TASK DETAILS: Nothing in the data should change when you return it, but leave the pictures out.

━━ MATERIAL FOR THE TASK ━━

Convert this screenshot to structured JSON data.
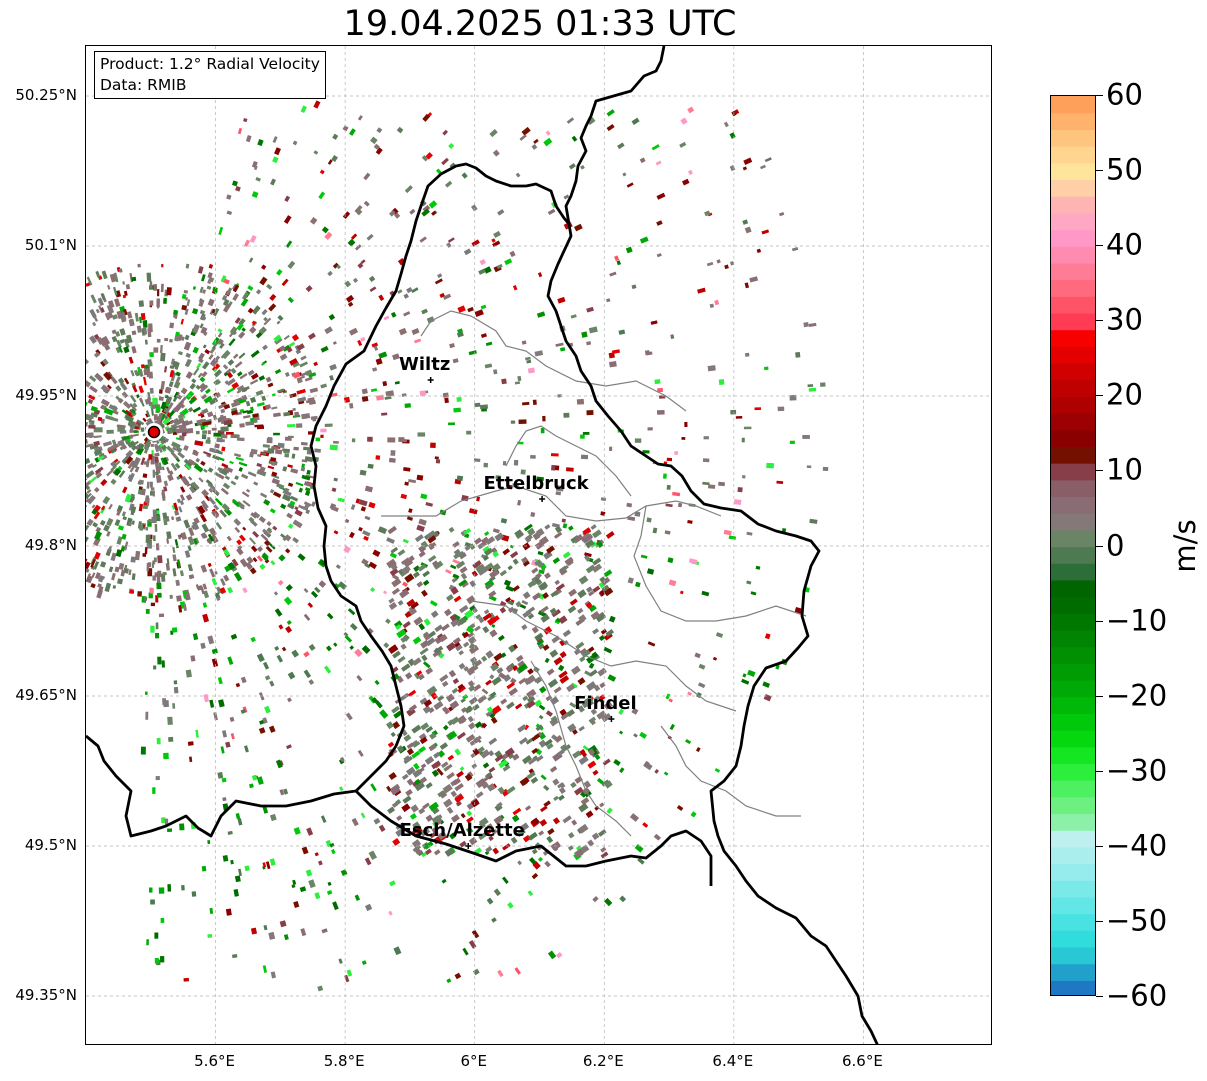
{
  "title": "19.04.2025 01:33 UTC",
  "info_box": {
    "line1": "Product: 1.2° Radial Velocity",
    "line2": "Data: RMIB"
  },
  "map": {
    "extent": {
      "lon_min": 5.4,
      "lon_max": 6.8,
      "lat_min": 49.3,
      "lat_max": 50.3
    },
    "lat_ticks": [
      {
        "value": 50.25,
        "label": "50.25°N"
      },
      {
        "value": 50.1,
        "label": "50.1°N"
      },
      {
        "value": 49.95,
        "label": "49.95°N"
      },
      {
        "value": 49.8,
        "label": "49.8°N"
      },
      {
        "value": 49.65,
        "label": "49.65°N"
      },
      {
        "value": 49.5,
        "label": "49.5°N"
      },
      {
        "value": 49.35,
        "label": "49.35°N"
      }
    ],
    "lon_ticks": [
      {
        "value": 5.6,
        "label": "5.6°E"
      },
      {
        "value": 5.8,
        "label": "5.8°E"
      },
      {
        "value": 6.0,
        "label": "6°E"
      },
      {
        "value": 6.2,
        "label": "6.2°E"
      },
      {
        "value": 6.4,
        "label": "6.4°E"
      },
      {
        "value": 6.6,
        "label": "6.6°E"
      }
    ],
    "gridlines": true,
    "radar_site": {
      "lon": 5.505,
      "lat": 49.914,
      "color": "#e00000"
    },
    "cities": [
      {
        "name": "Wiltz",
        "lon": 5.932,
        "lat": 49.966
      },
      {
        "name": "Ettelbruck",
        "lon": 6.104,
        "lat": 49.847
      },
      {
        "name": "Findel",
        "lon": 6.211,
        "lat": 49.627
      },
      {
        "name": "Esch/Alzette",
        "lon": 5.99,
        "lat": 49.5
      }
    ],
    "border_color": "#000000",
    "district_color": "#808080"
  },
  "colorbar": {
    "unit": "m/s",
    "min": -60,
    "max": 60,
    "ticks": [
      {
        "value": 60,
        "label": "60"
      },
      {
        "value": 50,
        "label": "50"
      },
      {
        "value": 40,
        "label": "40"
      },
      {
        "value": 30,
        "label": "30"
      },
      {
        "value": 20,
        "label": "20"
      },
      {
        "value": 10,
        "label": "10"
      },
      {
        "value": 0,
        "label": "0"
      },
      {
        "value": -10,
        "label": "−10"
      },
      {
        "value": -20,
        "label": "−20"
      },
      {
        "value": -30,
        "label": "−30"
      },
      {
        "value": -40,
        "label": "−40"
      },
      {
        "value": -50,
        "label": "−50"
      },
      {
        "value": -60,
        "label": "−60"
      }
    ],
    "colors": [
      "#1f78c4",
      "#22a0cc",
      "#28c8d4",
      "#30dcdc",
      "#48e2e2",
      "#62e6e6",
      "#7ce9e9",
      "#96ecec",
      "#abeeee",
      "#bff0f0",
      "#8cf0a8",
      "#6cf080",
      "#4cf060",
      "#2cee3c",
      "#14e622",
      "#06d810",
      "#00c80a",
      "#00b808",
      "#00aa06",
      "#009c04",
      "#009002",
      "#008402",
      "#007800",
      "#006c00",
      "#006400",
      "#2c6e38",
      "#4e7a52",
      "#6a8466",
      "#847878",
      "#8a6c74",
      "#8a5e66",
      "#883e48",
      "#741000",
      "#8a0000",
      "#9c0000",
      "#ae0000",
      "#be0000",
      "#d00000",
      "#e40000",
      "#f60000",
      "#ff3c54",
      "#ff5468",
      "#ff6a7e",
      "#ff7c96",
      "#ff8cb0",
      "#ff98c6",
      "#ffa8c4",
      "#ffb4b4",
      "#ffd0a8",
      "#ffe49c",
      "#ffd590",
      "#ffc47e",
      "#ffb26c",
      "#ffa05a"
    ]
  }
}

━━━

TASK RESULT:
Convert this screenshot to structured JSON data.
{
  "title": "19.04.2025 01:33 UTC",
  "info_box": {
    "line1": "Product: 1.2° Radial Velocity",
    "line2": "Data: RMIB"
  },
  "map": {
    "extent": {
      "lon_min": 5.4,
      "lon_max": 6.8,
      "lat_min": 49.3,
      "lat_max": 50.3
    },
    "lat_ticks": [
      {
        "value": 50.25,
        "label": "50.25°N"
      },
      {
        "value": 50.1,
        "label": "50.1°N"
      },
      {
        "value": 49.95,
        "label": "49.95°N"
      },
      {
        "value": 49.8,
        "label": "49.8°N"
      },
      {
        "value": 49.65,
        "label": "49.65°N"
      },
      {
        "value": 49.5,
        "label": "49.5°N"
      },
      {
        "value": 49.35,
        "label": "49.35°N"
      }
    ],
    "lon_ticks": [
      {
        "value": 5.6,
        "label": "5.6°E"
      },
      {
        "value": 5.8,
        "label": "5.8°E"
      },
      {
        "value": 6.0,
        "label": "6°E"
      },
      {
        "value": 6.2,
        "label": "6.2°E"
      },
      {
        "value": 6.4,
        "label": "6.4°E"
      },
      {
        "value": 6.6,
        "label": "6.6°E"
      }
    ],
    "gridlines": true,
    "radar_site": {
      "lon": 5.505,
      "lat": 49.914,
      "color": "#e00000"
    },
    "cities": [
      {
        "name": "Wiltz",
        "lon": 5.932,
        "lat": 49.966
      },
      {
        "name": "Ettelbruck",
        "lon": 6.104,
        "lat": 49.847
      },
      {
        "name": "Findel",
        "lon": 6.211,
        "lat": 49.627
      },
      {
        "name": "Esch/Alzette",
        "lon": 5.99,
        "lat": 49.5
      }
    ],
    "border_color": "#000000",
    "district_color": "#808080"
  },
  "colorbar": {
    "unit": "m/s",
    "min": -60,
    "max": 60,
    "ticks": [
      {
        "value": 60,
        "label": "60"
      },
      {
        "value": 50,
        "label": "50"
      },
      {
        "value": 40,
        "label": "40"
      },
      {
        "value": 30,
        "label": "30"
      },
      {
        "value": 20,
        "label": "20"
      },
      {
        "value": 10,
        "label": "10"
      },
      {
        "value": 0,
        "label": "0"
      },
      {
        "value": -10,
        "label": "−10"
      },
      {
        "value": -20,
        "label": "−20"
      },
      {
        "value": -30,
        "label": "−30"
      },
      {
        "value": -40,
        "label": "−40"
      },
      {
        "value": -50,
        "label": "−50"
      },
      {
        "value": -60,
        "label": "−60"
      }
    ],
    "colors": [
      "#1f78c4",
      "#22a0cc",
      "#28c8d4",
      "#30dcdc",
      "#48e2e2",
      "#62e6e6",
      "#7ce9e9",
      "#96ecec",
      "#abeeee",
      "#bff0f0",
      "#8cf0a8",
      "#6cf080",
      "#4cf060",
      "#2cee3c",
      "#14e622",
      "#06d810",
      "#00c80a",
      "#00b808",
      "#00aa06",
      "#009c04",
      "#009002",
      "#008402",
      "#007800",
      "#006c00",
      "#006400",
      "#2c6e38",
      "#4e7a52",
      "#6a8466",
      "#847878",
      "#8a6c74",
      "#8a5e66",
      "#883e48",
      "#741000",
      "#8a0000",
      "#9c0000",
      "#ae0000",
      "#be0000",
      "#d00000",
      "#e40000",
      "#f60000",
      "#ff3c54",
      "#ff5468",
      "#ff6a7e",
      "#ff7c96",
      "#ff8cb0",
      "#ff98c6",
      "#ffa8c4",
      "#ffb4b4",
      "#ffd0a8",
      "#ffe49c",
      "#ffd590",
      "#ffc47e",
      "#ffb26c",
      "#ffa05a"
    ]
  }
}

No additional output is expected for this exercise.